- Given exercise -
Report how many lines contain "type"; state the number and nothing else.

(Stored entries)
________
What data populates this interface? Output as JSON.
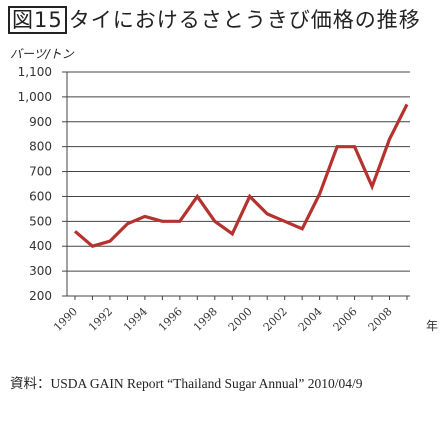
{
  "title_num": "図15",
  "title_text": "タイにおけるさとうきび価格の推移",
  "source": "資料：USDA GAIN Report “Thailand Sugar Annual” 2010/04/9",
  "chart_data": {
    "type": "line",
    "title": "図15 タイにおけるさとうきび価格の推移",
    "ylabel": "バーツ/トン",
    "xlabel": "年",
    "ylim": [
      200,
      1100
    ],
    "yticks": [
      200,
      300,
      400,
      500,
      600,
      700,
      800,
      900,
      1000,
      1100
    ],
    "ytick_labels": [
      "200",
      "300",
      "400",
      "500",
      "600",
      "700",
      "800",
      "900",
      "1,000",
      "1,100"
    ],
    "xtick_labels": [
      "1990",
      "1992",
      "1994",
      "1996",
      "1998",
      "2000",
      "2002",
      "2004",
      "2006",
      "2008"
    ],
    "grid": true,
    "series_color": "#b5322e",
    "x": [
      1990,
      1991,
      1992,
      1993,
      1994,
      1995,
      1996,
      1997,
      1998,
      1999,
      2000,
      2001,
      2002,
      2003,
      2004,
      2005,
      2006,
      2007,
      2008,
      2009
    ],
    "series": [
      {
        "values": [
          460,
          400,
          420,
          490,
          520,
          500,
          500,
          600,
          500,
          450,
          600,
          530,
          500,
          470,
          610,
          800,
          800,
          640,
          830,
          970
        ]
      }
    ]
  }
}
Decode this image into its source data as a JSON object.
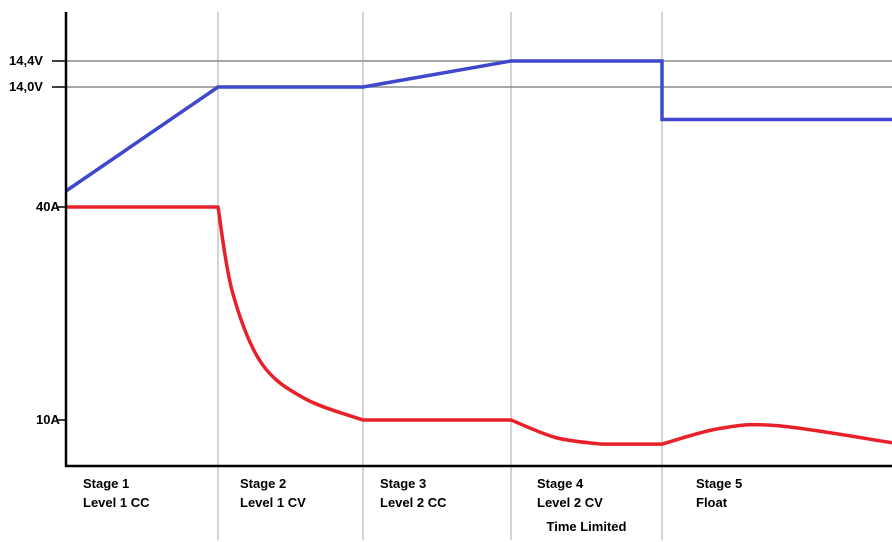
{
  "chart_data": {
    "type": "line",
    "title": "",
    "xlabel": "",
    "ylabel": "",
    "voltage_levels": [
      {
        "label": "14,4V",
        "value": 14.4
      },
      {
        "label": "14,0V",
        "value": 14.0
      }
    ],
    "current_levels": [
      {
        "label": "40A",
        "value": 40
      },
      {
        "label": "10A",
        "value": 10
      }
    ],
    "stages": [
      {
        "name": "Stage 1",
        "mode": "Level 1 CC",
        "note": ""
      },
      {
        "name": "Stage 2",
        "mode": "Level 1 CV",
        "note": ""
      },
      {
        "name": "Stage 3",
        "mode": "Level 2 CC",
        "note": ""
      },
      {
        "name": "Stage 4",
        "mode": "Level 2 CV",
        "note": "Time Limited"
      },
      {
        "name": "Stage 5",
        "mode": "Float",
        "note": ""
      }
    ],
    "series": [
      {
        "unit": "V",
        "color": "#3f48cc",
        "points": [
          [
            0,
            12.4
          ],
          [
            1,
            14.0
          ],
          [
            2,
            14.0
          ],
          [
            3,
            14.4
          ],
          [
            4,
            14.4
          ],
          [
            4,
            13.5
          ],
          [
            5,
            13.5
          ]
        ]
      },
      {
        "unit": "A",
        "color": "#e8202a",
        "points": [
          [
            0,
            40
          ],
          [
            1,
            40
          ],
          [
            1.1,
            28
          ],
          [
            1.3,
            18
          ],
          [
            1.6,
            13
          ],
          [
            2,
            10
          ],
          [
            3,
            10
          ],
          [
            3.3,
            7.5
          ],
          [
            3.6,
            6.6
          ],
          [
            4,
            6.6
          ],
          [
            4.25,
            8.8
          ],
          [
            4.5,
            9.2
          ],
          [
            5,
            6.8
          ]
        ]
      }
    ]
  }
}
________
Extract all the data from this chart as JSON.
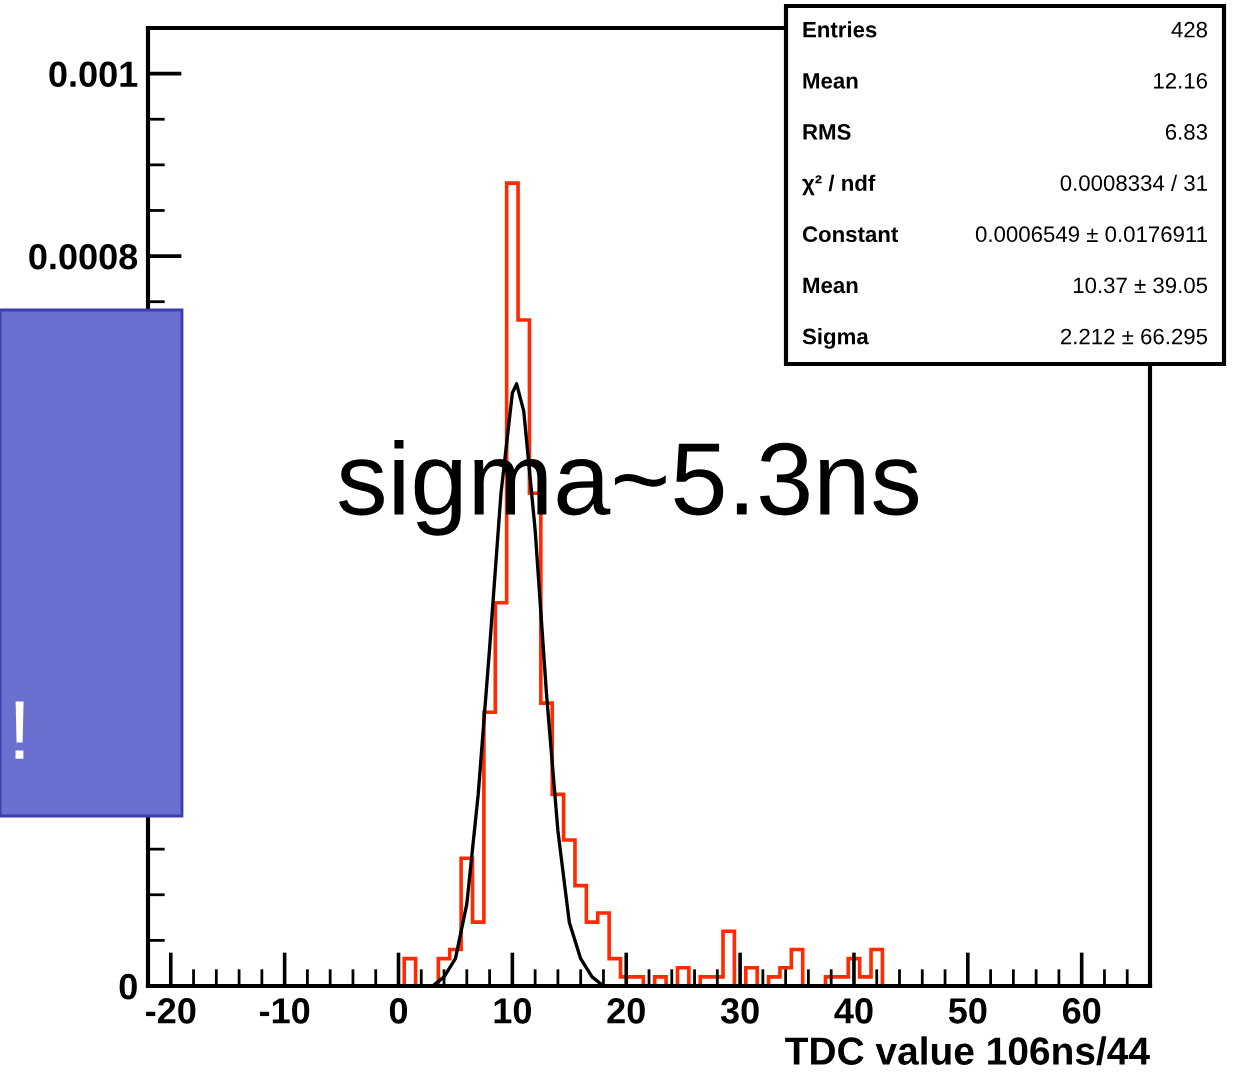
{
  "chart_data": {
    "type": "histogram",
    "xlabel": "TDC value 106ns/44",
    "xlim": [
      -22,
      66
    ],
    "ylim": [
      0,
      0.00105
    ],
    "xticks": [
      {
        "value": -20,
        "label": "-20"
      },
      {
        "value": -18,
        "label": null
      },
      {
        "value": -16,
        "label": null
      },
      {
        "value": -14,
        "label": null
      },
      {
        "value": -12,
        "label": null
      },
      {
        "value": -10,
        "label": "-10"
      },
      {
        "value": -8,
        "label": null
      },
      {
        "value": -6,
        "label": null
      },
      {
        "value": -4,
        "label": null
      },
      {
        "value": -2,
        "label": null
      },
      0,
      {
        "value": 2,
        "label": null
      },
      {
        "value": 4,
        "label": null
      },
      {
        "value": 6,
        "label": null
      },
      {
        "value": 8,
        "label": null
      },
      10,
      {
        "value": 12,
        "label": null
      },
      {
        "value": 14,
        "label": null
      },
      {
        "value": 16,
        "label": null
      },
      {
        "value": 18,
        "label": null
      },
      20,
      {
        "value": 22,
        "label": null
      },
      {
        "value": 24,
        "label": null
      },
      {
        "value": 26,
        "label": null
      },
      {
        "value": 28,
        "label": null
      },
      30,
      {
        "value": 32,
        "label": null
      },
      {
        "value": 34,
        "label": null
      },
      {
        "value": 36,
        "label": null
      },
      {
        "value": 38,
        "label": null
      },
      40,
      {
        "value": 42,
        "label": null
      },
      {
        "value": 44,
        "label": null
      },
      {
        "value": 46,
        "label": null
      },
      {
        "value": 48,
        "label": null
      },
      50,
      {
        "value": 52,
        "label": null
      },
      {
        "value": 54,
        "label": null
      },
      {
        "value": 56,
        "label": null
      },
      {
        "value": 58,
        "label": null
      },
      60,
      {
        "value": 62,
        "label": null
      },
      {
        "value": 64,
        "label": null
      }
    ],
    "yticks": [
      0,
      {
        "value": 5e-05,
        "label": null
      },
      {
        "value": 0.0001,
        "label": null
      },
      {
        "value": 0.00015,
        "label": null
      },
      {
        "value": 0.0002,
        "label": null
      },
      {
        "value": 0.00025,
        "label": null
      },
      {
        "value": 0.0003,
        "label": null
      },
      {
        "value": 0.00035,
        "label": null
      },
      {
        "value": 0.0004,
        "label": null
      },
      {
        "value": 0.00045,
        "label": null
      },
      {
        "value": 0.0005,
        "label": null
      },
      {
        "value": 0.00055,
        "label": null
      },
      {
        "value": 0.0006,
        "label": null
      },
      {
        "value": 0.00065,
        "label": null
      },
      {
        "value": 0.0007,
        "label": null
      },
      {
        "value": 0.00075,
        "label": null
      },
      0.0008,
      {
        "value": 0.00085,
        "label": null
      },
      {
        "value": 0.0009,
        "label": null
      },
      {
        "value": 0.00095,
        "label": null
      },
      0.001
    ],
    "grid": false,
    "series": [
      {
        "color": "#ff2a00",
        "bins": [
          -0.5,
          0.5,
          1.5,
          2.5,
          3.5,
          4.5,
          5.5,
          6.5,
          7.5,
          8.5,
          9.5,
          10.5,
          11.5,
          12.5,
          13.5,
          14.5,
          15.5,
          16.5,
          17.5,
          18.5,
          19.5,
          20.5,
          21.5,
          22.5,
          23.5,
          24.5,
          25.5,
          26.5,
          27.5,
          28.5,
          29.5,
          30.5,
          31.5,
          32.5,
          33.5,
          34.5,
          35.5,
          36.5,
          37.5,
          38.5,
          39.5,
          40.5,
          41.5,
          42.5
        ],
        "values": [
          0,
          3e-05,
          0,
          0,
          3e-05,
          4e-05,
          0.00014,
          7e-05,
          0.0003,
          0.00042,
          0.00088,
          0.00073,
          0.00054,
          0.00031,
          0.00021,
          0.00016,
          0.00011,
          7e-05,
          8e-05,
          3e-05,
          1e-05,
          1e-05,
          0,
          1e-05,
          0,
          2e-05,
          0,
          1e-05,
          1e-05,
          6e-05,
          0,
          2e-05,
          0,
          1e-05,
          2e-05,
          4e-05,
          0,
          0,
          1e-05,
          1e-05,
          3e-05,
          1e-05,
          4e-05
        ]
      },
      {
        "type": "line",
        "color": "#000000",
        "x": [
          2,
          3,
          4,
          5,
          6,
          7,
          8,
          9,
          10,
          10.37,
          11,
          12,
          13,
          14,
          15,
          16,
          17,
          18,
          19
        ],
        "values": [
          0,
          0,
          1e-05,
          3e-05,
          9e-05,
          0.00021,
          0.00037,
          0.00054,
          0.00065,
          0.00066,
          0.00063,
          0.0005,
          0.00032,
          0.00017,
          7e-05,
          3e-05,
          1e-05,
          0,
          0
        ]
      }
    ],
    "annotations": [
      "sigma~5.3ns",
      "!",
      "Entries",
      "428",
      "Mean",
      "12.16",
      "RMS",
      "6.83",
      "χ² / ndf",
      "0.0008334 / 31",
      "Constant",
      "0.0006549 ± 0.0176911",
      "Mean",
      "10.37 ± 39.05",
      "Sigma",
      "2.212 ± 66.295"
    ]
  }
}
________
- Exercise solution -
4